:: TASK INPUT

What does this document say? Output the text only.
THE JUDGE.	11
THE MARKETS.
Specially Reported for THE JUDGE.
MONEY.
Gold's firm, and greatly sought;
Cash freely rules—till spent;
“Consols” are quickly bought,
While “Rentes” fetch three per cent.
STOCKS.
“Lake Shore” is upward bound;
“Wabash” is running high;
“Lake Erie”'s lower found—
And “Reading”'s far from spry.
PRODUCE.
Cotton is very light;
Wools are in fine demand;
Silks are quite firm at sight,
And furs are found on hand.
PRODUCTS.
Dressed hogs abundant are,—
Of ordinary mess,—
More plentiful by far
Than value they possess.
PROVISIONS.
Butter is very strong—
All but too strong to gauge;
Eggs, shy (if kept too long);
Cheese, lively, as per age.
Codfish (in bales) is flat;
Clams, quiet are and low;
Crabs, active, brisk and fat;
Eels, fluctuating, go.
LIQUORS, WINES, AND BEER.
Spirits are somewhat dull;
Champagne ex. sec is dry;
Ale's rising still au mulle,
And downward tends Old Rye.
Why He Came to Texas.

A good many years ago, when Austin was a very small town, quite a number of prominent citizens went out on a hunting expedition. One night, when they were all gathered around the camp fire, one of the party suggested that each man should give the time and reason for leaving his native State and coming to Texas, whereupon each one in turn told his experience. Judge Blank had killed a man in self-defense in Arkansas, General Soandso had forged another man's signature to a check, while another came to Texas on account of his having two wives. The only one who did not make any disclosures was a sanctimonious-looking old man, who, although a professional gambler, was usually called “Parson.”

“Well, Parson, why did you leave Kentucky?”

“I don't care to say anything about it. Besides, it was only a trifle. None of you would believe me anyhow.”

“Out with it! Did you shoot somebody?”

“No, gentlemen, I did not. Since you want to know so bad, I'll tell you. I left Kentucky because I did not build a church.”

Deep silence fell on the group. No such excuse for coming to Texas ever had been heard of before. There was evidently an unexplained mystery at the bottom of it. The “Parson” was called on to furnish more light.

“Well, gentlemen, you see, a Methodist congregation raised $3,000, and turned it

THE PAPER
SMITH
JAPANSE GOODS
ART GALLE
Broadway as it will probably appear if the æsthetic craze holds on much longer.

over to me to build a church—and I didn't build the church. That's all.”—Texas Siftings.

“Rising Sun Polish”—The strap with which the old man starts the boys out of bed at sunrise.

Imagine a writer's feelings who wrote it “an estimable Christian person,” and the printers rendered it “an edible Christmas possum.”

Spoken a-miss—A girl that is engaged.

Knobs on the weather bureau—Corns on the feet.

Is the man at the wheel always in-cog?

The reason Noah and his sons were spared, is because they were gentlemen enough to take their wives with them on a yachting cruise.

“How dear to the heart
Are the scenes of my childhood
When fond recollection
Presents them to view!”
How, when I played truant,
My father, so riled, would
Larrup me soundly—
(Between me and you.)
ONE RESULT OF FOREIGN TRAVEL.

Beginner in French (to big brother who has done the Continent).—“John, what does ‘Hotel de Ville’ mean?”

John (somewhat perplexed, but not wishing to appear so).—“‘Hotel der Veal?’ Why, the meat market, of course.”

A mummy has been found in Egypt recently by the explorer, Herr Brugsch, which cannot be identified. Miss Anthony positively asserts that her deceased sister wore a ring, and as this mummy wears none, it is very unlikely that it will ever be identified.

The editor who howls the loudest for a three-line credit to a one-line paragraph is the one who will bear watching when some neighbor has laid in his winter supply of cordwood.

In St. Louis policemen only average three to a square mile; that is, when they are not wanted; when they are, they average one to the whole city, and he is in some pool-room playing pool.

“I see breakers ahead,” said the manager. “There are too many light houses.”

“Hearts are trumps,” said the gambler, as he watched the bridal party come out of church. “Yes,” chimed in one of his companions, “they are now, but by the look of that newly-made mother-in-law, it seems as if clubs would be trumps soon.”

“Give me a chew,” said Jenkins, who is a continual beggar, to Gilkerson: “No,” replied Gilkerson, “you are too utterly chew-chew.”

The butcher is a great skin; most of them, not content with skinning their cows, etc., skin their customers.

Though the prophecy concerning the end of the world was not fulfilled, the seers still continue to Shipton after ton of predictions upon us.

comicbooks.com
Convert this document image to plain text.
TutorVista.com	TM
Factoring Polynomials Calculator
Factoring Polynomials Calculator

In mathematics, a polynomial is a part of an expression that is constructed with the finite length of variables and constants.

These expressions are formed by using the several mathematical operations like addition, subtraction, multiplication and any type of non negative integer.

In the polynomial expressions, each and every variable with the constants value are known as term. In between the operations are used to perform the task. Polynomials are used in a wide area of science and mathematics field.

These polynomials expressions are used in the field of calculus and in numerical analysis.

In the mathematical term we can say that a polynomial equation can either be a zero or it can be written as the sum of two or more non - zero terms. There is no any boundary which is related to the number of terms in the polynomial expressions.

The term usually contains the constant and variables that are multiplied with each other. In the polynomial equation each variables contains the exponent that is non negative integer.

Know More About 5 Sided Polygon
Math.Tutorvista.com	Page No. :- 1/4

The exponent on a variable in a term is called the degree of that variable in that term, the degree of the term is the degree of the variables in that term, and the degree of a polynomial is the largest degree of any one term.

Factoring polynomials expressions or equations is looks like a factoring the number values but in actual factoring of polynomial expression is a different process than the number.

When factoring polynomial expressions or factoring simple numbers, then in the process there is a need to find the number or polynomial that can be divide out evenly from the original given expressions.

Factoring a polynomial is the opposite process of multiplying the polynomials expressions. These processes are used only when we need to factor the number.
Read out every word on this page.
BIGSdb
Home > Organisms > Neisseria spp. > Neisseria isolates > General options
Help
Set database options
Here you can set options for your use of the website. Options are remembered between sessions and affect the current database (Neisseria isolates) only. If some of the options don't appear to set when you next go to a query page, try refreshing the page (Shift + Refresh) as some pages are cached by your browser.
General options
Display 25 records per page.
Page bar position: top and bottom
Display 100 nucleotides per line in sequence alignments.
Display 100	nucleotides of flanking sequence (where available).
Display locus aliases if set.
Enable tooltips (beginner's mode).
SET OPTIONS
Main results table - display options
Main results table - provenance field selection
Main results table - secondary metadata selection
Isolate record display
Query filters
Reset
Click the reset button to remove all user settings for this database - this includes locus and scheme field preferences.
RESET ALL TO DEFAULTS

::::

WHAT THE TASK REQUIRES: Print out every record again, exactly and in full.

RESPONSE:
What does this document say? Output the text only.
THE JUDGE.	11
THE MARKETS.
Specially Reported for THE JUDGE.
MONEY.
Gold's firm, and greatly sought;
Cash freely rules—till spent;
“Consols” are quickly bought,
While “Rentes” fetch three per cent.
STOCKS.
“Lake Shore” is upward bound;
“Wabash” is running high;
“Lake Erie”'s lower found—
And “Reading”'s far from spry.
PRODUCE.
Cotton is very light;
Wools are in fine demand;
Silks are quite firm at sight,
And furs are found on hand.
PRODUCTS.
Dressed hogs abundant are,—
Of ordinary mess,—
More plentiful by far
Than value they possess.
PROVISIONS.
Butter is very strong—
All but too strong to gauge;
Eggs, shy (if kept too long);
Cheese, lively, as per age.
Codfish (in bales) is flat;
Clams, quiet are and low;
Crabs, active, brisk and fat;
Eels, fluctuating, go.
LIQUORS, WINES, AND BEER.
Spirits are somewhat dull;
Champagne ex. sec is dry;
Ale's rising still au mulle,
And downward tends Old Rye.
Why He Came to Texas.

A good many years ago, when Austin was a very small town, quite a number of prominent citizens went out on a hunting expedition. One night, when they were all gathered around the camp fire, one of the party suggested that each man should give the time and reason for leaving his native State and coming to Texas, whereupon each one in turn told his experience. Judge Blank had killed a man in self-defense in Arkansas, General Soandso had forged another man's signature to a check, while another came to Texas on account of his having two wives. The only one who did not make any disclosures was a sanctimonious-looking old man, who, although a professional gambler, was usually called “Parson.”

“Well, Parson, why did you leave Kentucky?”

“I don't care to say anything about it. Besides, it was only a trifle. None of you would believe me anyhow.”

“Out with it! Did you shoot somebody?”

“No, gentlemen, I did not. Since you want to know so bad, I'll tell you. I left Kentucky because I did not build a church.”

Deep silence fell on the group. No such excuse for coming to Texas ever had been heard of before. There was evidently an unexplained mystery at the bottom of it. The “Parson” was called on to furnish more light.

“Well, gentlemen, you see, a Methodist congregation raised $3,000, and turned it

THE PAPER
SMITH
JAPANSE GOODS
ART GALLE
Broadway as it will probably appear if the æsthetic craze holds on much longer.

over to me to build a church—and I didn't build the church. That's all.”—Texas Siftings.

“Rising Sun Polish”—The strap with which the old man starts the boys out of bed at sunrise.

Imagine a writer's feelings who wrote it “an estimable Christian person,” and the printers rendered it “an edible Christmas possum.”

Spoken a-miss—A girl that is engaged.

Knobs on the weather bureau—Corns on the feet.

Is the man at the wheel always in-cog?

The reason Noah and his sons were spared, is because they were gentlemen enough to take their wives with them on a yachting cruise.

“How dear to the heart
Are the scenes of my childhood
When fond recollection
Presents them to view!”
How, when I played truant,
My father, so riled, would
Larrup me soundly—
(Between me and you.)
ONE RESULT OF FOREIGN TRAVEL.

Beginner in French (to big brother who has done the Continent).—“John, what does ‘Hotel de Ville’ mean?”

John (somewhat perplexed, but not wishing to appear so).—“‘Hotel der Veal?’ Why, the meat market, of course.”

A mummy has been found in Egypt recently by the explorer, Herr Brugsch, which cannot be identified. Miss Anthony positively asserts that her deceased sister wore a ring, and as this mummy wears none, it is very unlikely that it will ever be identified.

The editor who howls the loudest for a three-line credit to a one-line paragraph is the one who will bear watching when some neighbor has laid in his winter supply of cordwood.

In St. Louis policemen only average three to a square mile; that is, when they are not wanted; when they are, they average one to the whole city, and he is in some pool-room playing pool.

“I see breakers ahead,” said the manager. “There are too many light houses.”

“Hearts are trumps,” said the gambler, as he watched the bridal party come out of church. “Yes,” chimed in one of his companions, “they are now, but by the look of that newly-made mother-in-law, it seems as if clubs would be trumps soon.”

“Give me a chew,” said Jenkins, who is a continual beggar, to Gilkerson: “No,” replied Gilkerson, “you are too utterly chew-chew.”

The butcher is a great skin; most of them, not content with skinning their cows, etc., skin their customers.

Though the prophecy concerning the end of the world was not fulfilled, the seers still continue to Shipton after ton of predictions upon us.

comicbooks.com
Convert this document image to plain text.
TutorVista.com	TM
Factoring Polynomials Calculator
Factoring Polynomials Calculator

In mathematics, a polynomial is a part of an expression that is constructed with the finite length of variables and constants.

These expressions are formed by using the several mathematical operations like addition, subtraction, multiplication and any type of non negative integer.

In the polynomial expressions, each and every variable with the constants value are known as term. In between the operations are used to perform the task. Polynomials are used in a wide area of science and mathematics field.

These polynomials expressions are used in the field of calculus and in numerical analysis.

In the mathematical term we can say that a polynomial equation can either be a zero or it can be written as the sum of two or more non - zero terms. There is no any boundary which is related to the number of terms in the polynomial expressions.

The term usually contains the constant and variables that are multiplied with each other. In the polynomial equation each variables contains the exponent that is non negative integer.

Know More About 5 Sided Polygon
Math.Tutorvista.com	Page No. :- 1/4

The exponent on a variable in a term is called the degree of that variable in that term, the degree of the term is the degree of the variables in that term, and the degree of a polynomial is the largest degree of any one term.

Factoring polynomials expressions or equations is looks like a factoring the number values but in actual factoring of polynomial expression is a different process than the number.

When factoring polynomial expressions or factoring simple numbers, then in the process there is a need to find the number or polynomial that can be divide out evenly from the original given expressions.

Factoring a polynomial is the opposite process of multiplying the polynomials expressions. These processes are used only when we need to factor the number.
Read out every word on this page.
BIGSdb
Home > Organisms > Neisseria spp. > Neisseria isolates > General options
Help
Set database options
Here you can set options for your use of the website. Options are remembered between sessions and affect the current database (Neisseria isolates) only. If some of the options don't appear to set when you next go to a query page, try refreshing the page (Shift + Refresh) as some pages are cached by your browser.
General options
Display 25 records per page.
Page bar position: top and bottom
Display 100 nucleotides per line in sequence alignments.
Display 100	nucleotides of flanking sequence (where available).
Display locus aliases if set.
Enable tooltips (beginner's mode).
SET OPTIONS
Main results table - display options
Main results table - provenance field selection
Main results table - secondary metadata selection
Isolate record display
Query filters
Reset
Click the reset button to remove all user settings for this database - this includes locus and scheme field preferences.
RESET ALL TO DEFAULTS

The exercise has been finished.